▶ **Texto dado**:
────────────────
Por outro lado, a sua verificação afere-se pelo pedido ou pretensão que o autor pretende obter do tribunal com recurso à acção, que mais não é do que o efeito jurídico, a finalidade ou resultado que visa alcançar com a mesma.
Sendo que, o pedido constitui vinculação temática para o tribunal, pois é dentro dele que este se move.
Na situação em apreço, a Autora intentou a presente acção administrativa visando “a anulação da deliberação do Conselho de Administração do réu, de 07/07/2016 e consequentemente obter a restituição da caução prestada pela autora no âmbito do procedimento concursal n.º 82001815 – Concessão de Exploração da Cafetaria, Tipo Snack Bar, no AHPP do CHSJ, E.P.E.
De acordo com o n.º 1, do artigo 37º do CPTA, “[S]eguem a forma da acção administrativa, com a tramitação regulada no capítulo III do presente título, os processos que tenham por objecto litígios cuja apreciação se inscreva no âmbito da competência dos tribunais administrativos e que nem neste Código nem em legislação avulsa, sejam objecto de regulação especial…”.
Assim sendo, seguem esta forma processual todos os processos em que não seja formulada qualquer pretensão para a qual o CPTA tenha previsto um específico modelo de tramitação. É que, para além da acção administrativa, prevê aquele diploma outras formas de processo, designadamente os processos urgentes.
Com efeito, o CPTA, no Título III, institui três formas de processo especiais.
E, a primeira destas formas de processo é a acção administrativa urgente, que visa dar resposta às acções que têm por objecto questão, entre outras, do contencioso pré-contratual dos contratos abrangidos pelas Directivas europeias da contratação pública, enunciada na alínea c), do n.º 1, do artigo 97º do CPTA.
Ora, o regime de contencioso pré-contratual, regulado nos artigos 100º a 103º-B do CPTA, é aplicável a todos os actos lesivos praticados em procedimentos administrativos tendentes à formação de contratos de empreitada e concessão de obras públicas, de prestação de serviços e de fornecimento de bens, ou seja, aos contratos taxativamente referidos no n.º 1, do artigo 100º do CPTA, excluindo a aplicação do regime comum de impugnação de actos administrativos, de acordo com a regra da especialidade e adequação dos meios adjectivos, não podendo pois os particulares optar entre ele e o regime geral previsto no artigo 37º do CPTA (cfr. alínea c), do n.º 1, do artigo 97º do CPTA).
Trata-se, pois, de um regime imperativo e não de utilização facultativa, impondo-se o seu regime a todos os actos que caibam no âmbito de previsão do artigo 100º do CPTA, como sucede com a deliberação impugnada.
────────────────
▶ **Material fornecido**:
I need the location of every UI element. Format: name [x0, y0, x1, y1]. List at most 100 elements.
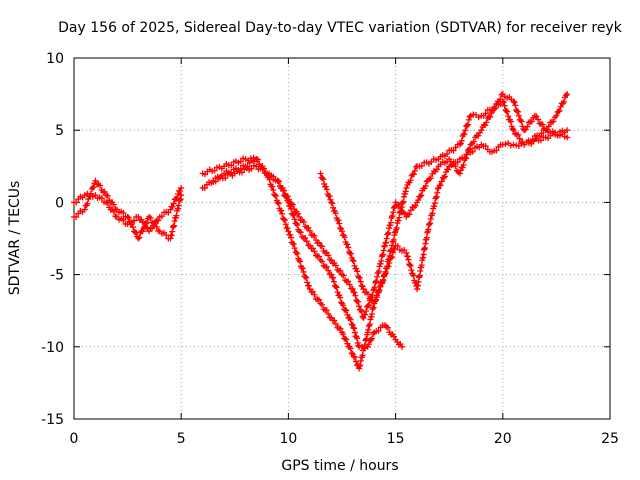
────────────────
▶ **Tarefa proposta**:
Por favor, reescreva o trecho do texto que começa nas palavras que contêm "Ora, o regime" e termina em "97º do CPTA).", substituindo "particulares" por "interessados".

▶ **Resposta à tarefa**:
Ora, o regime de contencioso pré-contratual, regulado nos artigos 100º a 103º-B do CPTA, é aplicável a todos os actos lesivos praticados em procedimentos administrativos tendentes à formação de contratos de empreitada e concessão de obras públicas, de prestação de serviços e de fornecimento de bens, ou seja, aos contratos taxativamente referidos no n.º 1, do artigo 100º do CPTA, excluindo a aplicação do regime comum de impugnação de actos administrativos, de acordo com a regra da especialidade e adequação dos meios adjectivos, não podendo pois os interessados optar entre ele e o regime geral previsto no artigo 37º do CPTA (cfr. alínea c), do n.º 1, do artigo 97º do CPTA).